Saved entries:
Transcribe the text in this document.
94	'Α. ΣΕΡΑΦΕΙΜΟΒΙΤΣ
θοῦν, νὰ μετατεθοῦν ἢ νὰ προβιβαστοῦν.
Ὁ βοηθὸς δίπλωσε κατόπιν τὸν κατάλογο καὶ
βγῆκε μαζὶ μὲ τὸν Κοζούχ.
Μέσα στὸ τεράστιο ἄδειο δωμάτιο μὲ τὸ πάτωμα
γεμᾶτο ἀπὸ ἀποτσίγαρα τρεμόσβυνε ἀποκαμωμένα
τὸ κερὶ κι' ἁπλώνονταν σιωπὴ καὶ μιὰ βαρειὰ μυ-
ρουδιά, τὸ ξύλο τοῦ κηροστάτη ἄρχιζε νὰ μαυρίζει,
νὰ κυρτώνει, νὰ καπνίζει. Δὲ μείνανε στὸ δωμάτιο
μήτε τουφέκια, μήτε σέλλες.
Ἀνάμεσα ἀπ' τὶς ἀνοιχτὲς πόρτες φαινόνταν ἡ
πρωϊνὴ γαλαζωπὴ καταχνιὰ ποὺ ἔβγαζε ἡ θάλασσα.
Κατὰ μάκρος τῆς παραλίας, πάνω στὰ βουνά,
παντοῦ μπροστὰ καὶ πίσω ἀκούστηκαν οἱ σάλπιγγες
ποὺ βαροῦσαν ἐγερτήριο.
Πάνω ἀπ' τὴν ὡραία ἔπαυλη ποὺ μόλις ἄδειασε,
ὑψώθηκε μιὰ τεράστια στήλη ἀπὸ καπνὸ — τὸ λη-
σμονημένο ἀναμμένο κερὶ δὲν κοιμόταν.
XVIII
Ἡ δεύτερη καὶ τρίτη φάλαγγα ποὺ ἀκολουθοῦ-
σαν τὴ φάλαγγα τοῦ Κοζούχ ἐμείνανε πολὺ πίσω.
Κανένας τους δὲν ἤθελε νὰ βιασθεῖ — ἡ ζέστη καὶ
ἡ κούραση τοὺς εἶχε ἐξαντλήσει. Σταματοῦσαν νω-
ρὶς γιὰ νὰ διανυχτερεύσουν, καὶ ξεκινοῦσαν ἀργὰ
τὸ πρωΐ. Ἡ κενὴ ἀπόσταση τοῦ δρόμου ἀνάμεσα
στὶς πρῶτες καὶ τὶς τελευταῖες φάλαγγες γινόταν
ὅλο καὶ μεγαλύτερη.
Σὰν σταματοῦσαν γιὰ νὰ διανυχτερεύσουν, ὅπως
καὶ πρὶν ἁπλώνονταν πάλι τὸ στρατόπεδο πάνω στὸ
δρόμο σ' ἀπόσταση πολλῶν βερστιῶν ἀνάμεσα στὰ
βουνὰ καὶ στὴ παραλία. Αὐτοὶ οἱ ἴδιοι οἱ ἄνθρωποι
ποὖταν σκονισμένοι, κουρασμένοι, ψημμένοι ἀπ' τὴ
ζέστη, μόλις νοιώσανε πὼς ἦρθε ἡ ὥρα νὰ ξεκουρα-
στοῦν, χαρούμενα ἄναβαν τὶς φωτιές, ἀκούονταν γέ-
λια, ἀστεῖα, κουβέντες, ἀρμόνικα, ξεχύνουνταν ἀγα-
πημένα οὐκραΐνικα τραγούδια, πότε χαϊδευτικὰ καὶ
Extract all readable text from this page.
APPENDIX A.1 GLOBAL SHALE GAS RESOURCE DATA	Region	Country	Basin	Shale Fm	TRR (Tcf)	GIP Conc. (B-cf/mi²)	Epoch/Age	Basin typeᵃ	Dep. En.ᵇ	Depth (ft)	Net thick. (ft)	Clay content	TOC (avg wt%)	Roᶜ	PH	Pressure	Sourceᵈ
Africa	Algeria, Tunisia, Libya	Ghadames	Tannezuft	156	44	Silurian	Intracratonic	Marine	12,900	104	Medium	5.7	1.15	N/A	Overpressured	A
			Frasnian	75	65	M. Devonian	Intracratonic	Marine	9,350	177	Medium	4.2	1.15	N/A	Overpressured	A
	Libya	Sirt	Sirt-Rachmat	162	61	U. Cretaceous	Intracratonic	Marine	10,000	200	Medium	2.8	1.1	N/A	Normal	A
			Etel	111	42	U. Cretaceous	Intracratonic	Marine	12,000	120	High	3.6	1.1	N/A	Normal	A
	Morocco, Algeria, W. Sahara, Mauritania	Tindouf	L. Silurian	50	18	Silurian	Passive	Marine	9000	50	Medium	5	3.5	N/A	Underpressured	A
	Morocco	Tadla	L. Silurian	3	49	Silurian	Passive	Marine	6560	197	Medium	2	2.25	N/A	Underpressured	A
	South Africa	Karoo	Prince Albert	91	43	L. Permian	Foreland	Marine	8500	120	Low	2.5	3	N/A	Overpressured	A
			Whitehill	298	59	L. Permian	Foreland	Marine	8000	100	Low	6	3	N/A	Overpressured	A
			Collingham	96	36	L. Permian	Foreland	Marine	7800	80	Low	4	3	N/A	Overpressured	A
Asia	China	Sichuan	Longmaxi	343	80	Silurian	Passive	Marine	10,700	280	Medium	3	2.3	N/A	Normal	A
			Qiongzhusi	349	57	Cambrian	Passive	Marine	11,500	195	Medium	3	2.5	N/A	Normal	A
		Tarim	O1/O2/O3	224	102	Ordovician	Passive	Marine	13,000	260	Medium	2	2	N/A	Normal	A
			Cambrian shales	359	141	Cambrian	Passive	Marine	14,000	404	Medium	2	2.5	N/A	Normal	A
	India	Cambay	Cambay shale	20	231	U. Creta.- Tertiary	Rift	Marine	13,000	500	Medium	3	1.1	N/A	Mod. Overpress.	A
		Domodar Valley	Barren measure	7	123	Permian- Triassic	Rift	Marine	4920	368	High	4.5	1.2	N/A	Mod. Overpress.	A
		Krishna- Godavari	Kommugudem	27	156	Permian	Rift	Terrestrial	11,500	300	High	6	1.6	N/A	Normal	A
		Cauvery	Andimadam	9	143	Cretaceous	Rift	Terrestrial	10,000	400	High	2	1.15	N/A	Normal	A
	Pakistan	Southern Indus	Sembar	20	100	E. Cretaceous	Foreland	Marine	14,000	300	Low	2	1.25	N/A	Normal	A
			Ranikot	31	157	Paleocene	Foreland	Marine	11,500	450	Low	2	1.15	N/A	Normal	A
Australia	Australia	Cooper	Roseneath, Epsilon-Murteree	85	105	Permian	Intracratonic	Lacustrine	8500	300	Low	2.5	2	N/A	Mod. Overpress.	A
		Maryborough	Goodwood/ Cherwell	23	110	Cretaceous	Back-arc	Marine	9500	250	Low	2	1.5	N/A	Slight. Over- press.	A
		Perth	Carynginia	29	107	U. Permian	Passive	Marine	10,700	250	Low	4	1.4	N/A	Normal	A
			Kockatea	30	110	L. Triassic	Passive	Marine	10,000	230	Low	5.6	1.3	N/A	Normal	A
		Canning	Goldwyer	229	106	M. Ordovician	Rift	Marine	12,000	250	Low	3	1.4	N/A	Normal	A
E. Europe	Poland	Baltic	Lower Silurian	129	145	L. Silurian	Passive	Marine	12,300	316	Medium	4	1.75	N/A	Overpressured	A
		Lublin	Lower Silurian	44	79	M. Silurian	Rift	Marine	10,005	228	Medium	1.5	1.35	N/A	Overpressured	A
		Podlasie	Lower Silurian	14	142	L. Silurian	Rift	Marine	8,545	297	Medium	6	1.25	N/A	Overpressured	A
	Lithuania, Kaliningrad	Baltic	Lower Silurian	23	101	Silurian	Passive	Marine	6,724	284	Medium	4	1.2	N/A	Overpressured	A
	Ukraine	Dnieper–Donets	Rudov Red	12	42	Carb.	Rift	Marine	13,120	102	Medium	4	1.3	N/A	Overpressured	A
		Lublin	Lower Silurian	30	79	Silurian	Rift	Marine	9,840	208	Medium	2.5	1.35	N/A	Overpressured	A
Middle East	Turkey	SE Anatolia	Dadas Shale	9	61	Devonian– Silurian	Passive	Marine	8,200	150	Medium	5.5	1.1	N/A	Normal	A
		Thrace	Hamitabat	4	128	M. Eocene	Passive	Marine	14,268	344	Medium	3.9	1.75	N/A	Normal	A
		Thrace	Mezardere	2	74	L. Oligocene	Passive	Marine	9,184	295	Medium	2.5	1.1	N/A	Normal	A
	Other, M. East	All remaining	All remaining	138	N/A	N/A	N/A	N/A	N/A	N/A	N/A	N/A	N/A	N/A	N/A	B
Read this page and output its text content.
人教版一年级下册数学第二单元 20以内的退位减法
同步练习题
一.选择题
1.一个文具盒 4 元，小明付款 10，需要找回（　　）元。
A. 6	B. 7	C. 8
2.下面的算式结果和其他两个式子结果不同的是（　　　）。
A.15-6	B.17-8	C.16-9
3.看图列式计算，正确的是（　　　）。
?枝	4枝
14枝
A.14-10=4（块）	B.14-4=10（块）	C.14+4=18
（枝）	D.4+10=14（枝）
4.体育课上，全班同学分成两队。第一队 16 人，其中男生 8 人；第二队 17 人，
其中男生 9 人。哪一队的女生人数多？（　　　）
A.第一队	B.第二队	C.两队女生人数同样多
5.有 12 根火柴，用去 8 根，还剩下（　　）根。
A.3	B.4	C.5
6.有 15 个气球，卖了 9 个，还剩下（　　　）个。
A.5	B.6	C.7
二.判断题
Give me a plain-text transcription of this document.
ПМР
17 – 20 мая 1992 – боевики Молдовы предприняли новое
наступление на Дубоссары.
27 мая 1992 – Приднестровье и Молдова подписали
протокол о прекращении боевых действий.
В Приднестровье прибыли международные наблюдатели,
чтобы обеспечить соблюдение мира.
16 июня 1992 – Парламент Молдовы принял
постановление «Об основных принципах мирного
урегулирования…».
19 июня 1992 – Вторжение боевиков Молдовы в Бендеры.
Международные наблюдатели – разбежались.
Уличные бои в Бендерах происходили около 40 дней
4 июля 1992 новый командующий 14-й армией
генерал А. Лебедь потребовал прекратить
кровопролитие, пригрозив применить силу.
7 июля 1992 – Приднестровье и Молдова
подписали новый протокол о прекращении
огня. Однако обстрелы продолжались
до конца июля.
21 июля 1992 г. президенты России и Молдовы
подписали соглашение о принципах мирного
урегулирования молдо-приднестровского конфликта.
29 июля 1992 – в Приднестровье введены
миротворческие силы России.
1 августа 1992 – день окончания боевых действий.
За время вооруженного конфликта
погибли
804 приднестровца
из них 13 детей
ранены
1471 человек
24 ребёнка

SET TASK:
Tell how many lines of the material above hold "ἀπόσταση", answering with a bare number.

RESULT OF THIS EXERCISE:
2